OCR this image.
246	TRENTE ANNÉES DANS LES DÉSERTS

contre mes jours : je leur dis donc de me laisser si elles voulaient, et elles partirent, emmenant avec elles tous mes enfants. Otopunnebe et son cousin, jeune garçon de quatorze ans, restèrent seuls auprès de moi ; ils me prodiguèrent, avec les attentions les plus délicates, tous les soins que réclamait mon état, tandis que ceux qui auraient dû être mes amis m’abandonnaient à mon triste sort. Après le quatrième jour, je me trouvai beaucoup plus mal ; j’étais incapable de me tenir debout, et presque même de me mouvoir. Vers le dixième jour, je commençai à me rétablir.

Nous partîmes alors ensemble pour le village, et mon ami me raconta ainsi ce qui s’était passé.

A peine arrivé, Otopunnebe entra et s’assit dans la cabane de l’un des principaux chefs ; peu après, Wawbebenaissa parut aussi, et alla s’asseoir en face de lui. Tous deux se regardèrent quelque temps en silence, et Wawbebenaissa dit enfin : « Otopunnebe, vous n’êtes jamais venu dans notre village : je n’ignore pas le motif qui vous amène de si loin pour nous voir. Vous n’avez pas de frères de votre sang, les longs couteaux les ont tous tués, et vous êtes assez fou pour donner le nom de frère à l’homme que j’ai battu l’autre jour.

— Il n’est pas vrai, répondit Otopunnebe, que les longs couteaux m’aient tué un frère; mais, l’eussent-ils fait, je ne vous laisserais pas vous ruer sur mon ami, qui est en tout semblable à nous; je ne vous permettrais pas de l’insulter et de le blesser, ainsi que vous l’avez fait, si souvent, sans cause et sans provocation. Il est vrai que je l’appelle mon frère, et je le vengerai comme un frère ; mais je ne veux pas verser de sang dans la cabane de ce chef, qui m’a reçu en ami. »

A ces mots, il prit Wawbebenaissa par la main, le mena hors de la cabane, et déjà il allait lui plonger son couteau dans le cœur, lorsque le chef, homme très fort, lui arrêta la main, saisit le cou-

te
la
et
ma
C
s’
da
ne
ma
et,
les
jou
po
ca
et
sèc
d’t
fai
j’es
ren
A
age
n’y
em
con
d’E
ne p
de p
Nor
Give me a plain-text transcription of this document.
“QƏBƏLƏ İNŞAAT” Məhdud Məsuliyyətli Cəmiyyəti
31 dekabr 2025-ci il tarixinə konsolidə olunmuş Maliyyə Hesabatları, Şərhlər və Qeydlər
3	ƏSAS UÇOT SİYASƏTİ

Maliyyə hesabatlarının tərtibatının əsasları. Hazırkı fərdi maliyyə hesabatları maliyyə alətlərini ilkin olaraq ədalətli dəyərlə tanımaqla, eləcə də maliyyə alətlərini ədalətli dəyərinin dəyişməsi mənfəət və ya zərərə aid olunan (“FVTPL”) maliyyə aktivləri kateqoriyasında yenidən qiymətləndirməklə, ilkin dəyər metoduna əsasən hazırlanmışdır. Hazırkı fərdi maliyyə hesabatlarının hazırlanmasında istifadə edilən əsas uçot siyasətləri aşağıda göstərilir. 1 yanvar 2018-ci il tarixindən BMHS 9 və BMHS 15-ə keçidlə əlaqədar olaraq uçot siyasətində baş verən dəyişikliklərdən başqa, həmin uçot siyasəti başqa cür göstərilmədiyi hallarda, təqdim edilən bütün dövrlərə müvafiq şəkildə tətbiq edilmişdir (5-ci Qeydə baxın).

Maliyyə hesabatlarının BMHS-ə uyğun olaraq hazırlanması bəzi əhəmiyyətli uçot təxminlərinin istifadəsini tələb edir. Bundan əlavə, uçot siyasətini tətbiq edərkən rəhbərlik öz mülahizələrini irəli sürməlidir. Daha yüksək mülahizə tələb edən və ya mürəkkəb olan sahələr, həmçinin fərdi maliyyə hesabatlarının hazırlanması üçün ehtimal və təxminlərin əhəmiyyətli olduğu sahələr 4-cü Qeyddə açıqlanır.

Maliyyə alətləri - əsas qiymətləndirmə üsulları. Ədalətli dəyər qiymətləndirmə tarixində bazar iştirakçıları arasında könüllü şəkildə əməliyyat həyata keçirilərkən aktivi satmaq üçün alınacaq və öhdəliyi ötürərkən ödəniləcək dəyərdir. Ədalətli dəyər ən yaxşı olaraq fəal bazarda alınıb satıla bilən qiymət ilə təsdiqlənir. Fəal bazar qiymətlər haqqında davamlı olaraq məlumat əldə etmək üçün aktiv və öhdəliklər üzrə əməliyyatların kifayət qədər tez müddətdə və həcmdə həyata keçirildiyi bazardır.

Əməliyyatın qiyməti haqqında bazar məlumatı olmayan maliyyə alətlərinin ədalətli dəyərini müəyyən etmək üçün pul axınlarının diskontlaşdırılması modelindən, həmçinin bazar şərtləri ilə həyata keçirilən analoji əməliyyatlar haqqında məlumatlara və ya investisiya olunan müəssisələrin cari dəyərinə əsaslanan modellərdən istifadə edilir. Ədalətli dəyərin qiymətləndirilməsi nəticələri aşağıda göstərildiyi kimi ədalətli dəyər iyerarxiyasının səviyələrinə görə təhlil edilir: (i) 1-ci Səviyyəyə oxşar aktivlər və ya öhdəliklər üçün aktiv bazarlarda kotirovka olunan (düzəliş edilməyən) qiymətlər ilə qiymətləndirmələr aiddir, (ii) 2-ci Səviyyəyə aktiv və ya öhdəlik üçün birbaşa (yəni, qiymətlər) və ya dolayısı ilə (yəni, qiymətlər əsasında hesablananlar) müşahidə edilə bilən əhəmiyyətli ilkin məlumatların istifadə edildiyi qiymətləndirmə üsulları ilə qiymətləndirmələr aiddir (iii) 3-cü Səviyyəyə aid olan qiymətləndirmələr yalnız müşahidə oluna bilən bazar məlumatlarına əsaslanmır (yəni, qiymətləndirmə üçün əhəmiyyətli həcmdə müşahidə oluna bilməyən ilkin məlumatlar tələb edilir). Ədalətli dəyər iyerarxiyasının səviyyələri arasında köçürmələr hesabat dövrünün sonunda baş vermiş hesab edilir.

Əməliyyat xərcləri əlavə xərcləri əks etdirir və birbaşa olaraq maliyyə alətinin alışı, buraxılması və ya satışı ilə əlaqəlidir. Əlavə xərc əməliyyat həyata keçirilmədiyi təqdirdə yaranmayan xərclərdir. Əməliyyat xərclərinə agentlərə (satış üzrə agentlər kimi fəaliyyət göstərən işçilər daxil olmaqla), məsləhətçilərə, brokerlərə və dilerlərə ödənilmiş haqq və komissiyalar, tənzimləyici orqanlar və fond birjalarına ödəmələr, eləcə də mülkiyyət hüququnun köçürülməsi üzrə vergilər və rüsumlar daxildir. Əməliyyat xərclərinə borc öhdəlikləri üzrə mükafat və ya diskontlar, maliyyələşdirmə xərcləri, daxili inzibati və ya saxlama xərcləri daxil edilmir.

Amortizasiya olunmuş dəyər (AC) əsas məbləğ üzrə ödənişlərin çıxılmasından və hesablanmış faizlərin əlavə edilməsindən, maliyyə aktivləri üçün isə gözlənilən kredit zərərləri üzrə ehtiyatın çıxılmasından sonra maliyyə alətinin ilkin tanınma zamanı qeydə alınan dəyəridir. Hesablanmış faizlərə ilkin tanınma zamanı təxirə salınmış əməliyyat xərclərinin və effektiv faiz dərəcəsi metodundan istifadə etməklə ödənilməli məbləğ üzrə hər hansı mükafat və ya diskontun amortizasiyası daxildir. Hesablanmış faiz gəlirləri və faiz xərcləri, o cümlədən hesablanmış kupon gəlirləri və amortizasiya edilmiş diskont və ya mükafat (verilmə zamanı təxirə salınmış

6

★ ★ ★ ★

- **What is asked**
Copy every record exactly, with nothing added or dropped.

- **Response to this task**
OCR this image.
246	TRENTE ANNÉES DANS LES DÉSERTS

contre mes jours : je leur dis donc de me laisser si elles voulaient, et elles partirent, emmenant avec elles tous mes enfants. Otopunnebe et son cousin, jeune garçon de quatorze ans, restèrent seuls auprès de moi ; ils me prodiguèrent, avec les attentions les plus délicates, tous les soins que réclamait mon état, tandis que ceux qui auraient dû être mes amis m’abandonnaient à mon triste sort. Après le quatrième jour, je me trouvai beaucoup plus mal ; j’étais incapable de me tenir debout, et presque même de me mouvoir. Vers le dixième jour, je commençai à me rétablir.

Nous partîmes alors ensemble pour le village, et mon ami me raconta ainsi ce qui s’était passé.

A peine arrivé, Otopunnebe entra et s’assit dans la cabane de l’un des principaux chefs ; peu après, Wawbebenaissa parut aussi, et alla s’asseoir en face de lui. Tous deux se regardèrent quelque temps en silence, et Wawbebenaissa dit enfin : « Otopunnebe, vous n’êtes jamais venu dans notre village : je n’ignore pas le motif qui vous amène de si loin pour nous voir. Vous n’avez pas de frères de votre sang, les longs couteaux les ont tous tués, et vous êtes assez fou pour donner le nom de frère à l’homme que j’ai battu l’autre jour.

— Il n’est pas vrai, répondit Otopunnebe, que les longs couteaux m’aient tué un frère; mais, l’eussent-ils fait, je ne vous laisserais pas vous ruer sur mon ami, qui est en tout semblable à nous; je ne vous permettrais pas de l’insulter et de le blesser, ainsi que vous l’avez fait, si souvent, sans cause et sans provocation. Il est vrai que je l’appelle mon frère, et je le vengerai comme un frère ; mais je ne veux pas verser de sang dans la cabane de ce chef, qui m’a reçu en ami. »

A ces mots, il prit Wawbebenaissa par la main, le mena hors de la cabane, et déjà il allait lui plonger son couteau dans le cœur, lorsque le chef, homme très fort, lui arrêta la main, saisit le cou-

te
la
et
ma
C
s’
da
ne
ma
et,
les
jou
po
ca
et
sèc
d’t
fai
j’es
ren
A
age
n’y
em
con
d’E
ne p
de p
Nor
Give me a plain-text transcription of this document.
“QƏBƏLƏ İNŞAAT” Məhdud Məsuliyyətli Cəmiyyəti
31 dekabr 2025-ci il tarixinə konsolidə olunmuş Maliyyə Hesabatları, Şərhlər və Qeydlər
3	ƏSAS UÇOT SİYASƏTİ

Maliyyə hesabatlarının tərtibatının əsasları. Hazırkı fərdi maliyyə hesabatları maliyyə alətlərini ilkin olaraq ədalətli dəyərlə tanımaqla, eləcə də maliyyə alətlərini ədalətli dəyərinin dəyişməsi mənfəət və ya zərərə aid olunan (“FVTPL”) maliyyə aktivləri kateqoriyasında yenidən qiymətləndirməklə, ilkin dəyər metoduna əsasən hazırlanmışdır. Hazırkı fərdi maliyyə hesabatlarının hazırlanmasında istifadə edilən əsas uçot siyasətləri aşağıda göstərilir. 1 yanvar 2018-ci il tarixindən BMHS 9 və BMHS 15-ə keçidlə əlaqədar olaraq uçot siyasətində baş verən dəyişikliklərdən başqa, həmin uçot siyasəti başqa cür göstərilmədiyi hallarda, təqdim edilən bütün dövrlərə müvafiq şəkildə tətbiq edilmişdir (5-ci Qeydə baxın).

Maliyyə hesabatlarının BMHS-ə uyğun olaraq hazırlanması bəzi əhəmiyyətli uçot təxminlərinin istifadəsini tələb edir. Bundan əlavə, uçot siyasətini tətbiq edərkən rəhbərlik öz mülahizələrini irəli sürməlidir. Daha yüksək mülahizə tələb edən və ya mürəkkəb olan sahələr, həmçinin fərdi maliyyə hesabatlarının hazırlanması üçün ehtimal və təxminlərin əhəmiyyətli olduğu sahələr 4-cü Qeyddə açıqlanır.

Maliyyə alətləri - əsas qiymətləndirmə üsulları. Ədalətli dəyər qiymətləndirmə tarixində bazar iştirakçıları arasında könüllü şəkildə əməliyyat həyata keçirilərkən aktivi satmaq üçün alınacaq və öhdəliyi ötürərkən ödəniləcək dəyərdir. Ədalətli dəyər ən yaxşı olaraq fəal bazarda alınıb satıla bilən qiymət ilə təsdiqlənir. Fəal bazar qiymətlər haqqında davamlı olaraq məlumat əldə etmək üçün aktiv və öhdəliklər üzrə əməliyyatların kifayət qədər tez müddətdə və həcmdə həyata keçirildiyi bazardır.

Əməliyyatın qiyməti haqqında bazar məlumatı olmayan maliyyə alətlərinin ədalətli dəyərini müəyyən etmək üçün pul axınlarının diskontlaşdırılması modelindən, həmçinin bazar şərtləri ilə həyata keçirilən analoji əməliyyatlar haqqında məlumatlara və ya investisiya olunan müəssisələrin cari dəyərinə əsaslanan modellərdən istifadə edilir. Ədalətli dəyərin qiymətləndirilməsi nəticələri aşağıda göstərildiyi kimi ədalətli dəyər iyerarxiyasının səviyələrinə görə təhlil edilir: (i) 1-ci Səviyyəyə oxşar aktivlər və ya öhdəliklər üçün aktiv bazarlarda kotirovka olunan (düzəliş edilməyən) qiymətlər ilə qiymətləndirmələr aiddir, (ii) 2-ci Səviyyəyə aktiv və ya öhdəlik üçün birbaşa (yəni, qiymətlər) və ya dolayısı ilə (yəni, qiymətlər əsasında hesablananlar) müşahidə edilə bilən əhəmiyyətli ilkin məlumatların istifadə edildiyi qiymətləndirmə üsulları ilə qiymətləndirmələr aiddir (iii) 3-cü Səviyyəyə aid olan qiymətləndirmələr yalnız müşahidə oluna bilən bazar məlumatlarına əsaslanmır (yəni, qiymətləndirmə üçün əhəmiyyətli həcmdə müşahidə oluna bilməyən ilkin məlumatlar tələb edilir). Ədalətli dəyər iyerarxiyasının səviyyələri arasında köçürmələr hesabat dövrünün sonunda baş vermiş hesab edilir.

Əməliyyat xərcləri əlavə xərcləri əks etdirir və birbaşa olaraq maliyyə alətinin alışı, buraxılması və ya satışı ilə əlaqəlidir. Əlavə xərc əməliyyat həyata keçirilmədiyi təqdirdə yaranmayan xərclərdir. Əməliyyat xərclərinə agentlərə (satış üzrə agentlər kimi fəaliyyət göstərən işçilər daxil olmaqla), məsləhətçilərə, brokerlərə və dilerlərə ödənilmiş haqq və komissiyalar, tənzimləyici orqanlar və fond birjalarına ödəmələr, eləcə də mülkiyyət hüququnun köçürülməsi üzrə vergilər və rüsumlar daxildir. Əməliyyat xərclərinə borc öhdəlikləri üzrə mükafat və ya diskontlar, maliyyələşdirmə xərcləri, daxili inzibati və ya saxlama xərcləri daxil edilmir.

Amortizasiya olunmuş dəyər (AC) əsas məbləğ üzrə ödənişlərin çıxılmasından və hesablanmış faizlərin əlavə edilməsindən, maliyyə aktivləri üçün isə gözlənilən kredit zərərləri üzrə ehtiyatın çıxılmasından sonra maliyyə alətinin ilkin tanınma zamanı qeydə alınan dəyəridir. Hesablanmış faizlərə ilkin tanınma zamanı təxirə salınmış əməliyyat xərclərinin və effektiv faiz dərəcəsi metodundan istifadə etməklə ödənilməli məbləğ üzrə hər hansı mükafat və ya diskontun amortizasiyası daxildir. Hesablanmış faiz gəlirləri və faiz xərcləri, o cümlədən hesablanmış kupon gəlirləri və amortizasiya edilmiş diskont və ya mükafat (verilmə zamanı təxirə salınmış

6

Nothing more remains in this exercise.